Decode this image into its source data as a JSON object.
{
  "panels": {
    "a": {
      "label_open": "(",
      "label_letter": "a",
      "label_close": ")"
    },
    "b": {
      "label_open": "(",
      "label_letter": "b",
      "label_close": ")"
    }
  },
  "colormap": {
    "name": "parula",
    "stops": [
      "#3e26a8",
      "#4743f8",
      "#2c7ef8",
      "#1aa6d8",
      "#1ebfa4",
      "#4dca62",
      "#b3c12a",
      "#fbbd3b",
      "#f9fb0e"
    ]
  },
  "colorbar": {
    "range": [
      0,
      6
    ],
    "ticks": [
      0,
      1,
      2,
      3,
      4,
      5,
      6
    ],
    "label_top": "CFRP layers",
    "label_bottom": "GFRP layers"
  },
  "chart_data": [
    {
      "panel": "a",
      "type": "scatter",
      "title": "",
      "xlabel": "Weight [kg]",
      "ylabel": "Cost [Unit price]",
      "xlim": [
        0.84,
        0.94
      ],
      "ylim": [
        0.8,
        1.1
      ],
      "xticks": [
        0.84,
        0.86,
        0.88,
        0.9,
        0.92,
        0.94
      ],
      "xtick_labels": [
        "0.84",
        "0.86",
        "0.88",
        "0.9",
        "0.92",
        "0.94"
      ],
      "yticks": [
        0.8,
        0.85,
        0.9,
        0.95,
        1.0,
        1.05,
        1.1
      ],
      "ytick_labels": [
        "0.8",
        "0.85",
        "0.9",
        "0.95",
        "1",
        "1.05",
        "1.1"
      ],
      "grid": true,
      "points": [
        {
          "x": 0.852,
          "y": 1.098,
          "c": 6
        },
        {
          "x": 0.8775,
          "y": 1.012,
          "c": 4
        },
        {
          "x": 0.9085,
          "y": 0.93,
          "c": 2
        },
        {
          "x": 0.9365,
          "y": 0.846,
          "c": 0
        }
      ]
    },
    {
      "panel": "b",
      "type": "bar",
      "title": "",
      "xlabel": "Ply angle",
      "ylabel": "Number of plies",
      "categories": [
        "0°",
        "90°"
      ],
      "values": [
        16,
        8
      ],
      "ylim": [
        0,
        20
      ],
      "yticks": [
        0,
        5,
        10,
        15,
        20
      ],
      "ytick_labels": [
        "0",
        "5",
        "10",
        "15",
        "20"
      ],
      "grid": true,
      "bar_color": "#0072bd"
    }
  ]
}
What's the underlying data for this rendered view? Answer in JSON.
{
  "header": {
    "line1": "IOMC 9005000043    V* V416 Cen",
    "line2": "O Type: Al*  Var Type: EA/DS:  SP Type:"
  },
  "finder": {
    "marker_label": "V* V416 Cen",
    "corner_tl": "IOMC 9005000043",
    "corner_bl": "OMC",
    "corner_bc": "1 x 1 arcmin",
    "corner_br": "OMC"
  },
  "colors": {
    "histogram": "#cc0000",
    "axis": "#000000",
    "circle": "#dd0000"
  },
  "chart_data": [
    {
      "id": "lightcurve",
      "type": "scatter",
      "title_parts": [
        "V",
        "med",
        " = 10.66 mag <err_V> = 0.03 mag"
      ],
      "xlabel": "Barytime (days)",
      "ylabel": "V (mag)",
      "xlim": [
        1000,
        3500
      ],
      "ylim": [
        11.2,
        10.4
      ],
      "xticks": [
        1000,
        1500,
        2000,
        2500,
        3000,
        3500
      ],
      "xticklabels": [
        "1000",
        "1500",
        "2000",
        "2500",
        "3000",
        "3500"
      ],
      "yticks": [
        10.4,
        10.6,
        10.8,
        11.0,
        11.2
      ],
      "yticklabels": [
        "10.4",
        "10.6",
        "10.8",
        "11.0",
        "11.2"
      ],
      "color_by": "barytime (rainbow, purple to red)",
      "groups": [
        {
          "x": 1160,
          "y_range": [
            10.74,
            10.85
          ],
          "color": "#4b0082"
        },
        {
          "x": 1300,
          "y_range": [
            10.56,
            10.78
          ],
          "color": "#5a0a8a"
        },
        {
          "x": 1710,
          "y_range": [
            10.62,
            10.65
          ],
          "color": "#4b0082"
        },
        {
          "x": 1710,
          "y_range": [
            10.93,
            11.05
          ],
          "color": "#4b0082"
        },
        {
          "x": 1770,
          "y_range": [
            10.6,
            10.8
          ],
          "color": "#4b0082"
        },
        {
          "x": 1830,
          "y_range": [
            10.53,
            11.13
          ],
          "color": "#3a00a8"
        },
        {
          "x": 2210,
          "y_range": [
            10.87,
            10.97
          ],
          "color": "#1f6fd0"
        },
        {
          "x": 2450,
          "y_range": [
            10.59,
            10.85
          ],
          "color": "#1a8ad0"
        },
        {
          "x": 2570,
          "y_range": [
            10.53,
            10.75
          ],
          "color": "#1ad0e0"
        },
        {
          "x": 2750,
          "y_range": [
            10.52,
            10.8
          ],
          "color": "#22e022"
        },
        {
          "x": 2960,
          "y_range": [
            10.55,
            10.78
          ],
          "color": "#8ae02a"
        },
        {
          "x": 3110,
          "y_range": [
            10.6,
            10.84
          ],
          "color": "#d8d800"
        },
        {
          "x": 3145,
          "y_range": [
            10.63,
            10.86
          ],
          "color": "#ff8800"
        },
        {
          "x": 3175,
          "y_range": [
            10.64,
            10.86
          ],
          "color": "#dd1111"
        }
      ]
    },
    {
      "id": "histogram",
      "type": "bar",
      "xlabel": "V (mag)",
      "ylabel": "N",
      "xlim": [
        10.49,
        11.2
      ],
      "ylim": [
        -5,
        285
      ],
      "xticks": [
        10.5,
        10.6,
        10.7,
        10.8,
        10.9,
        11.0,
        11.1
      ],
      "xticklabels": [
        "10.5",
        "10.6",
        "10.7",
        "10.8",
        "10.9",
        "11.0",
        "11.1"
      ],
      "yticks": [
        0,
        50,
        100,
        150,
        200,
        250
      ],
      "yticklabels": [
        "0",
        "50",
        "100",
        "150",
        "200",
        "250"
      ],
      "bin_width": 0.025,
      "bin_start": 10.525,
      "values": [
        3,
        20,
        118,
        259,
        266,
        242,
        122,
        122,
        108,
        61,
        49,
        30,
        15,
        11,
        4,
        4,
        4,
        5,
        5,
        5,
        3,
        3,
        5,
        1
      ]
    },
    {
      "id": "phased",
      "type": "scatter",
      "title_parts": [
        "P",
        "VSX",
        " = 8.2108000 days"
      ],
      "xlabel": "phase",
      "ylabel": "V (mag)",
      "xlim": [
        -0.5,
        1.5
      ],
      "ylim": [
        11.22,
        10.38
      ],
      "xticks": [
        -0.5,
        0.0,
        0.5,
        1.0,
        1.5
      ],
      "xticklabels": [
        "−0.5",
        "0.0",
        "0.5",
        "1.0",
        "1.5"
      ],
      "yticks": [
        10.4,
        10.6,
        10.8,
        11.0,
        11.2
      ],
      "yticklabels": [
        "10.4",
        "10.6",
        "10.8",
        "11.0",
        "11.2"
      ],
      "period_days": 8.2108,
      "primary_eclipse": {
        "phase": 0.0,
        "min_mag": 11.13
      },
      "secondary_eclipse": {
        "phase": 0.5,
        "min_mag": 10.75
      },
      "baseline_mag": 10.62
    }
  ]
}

YOUR TASK ▸
Select every line of the records holding the string "IOMC".

RESULT ▸
    "line1": "IOMC 9005000043    V* V416 Cen",
    "corner_tl": "IOMC 9005000043",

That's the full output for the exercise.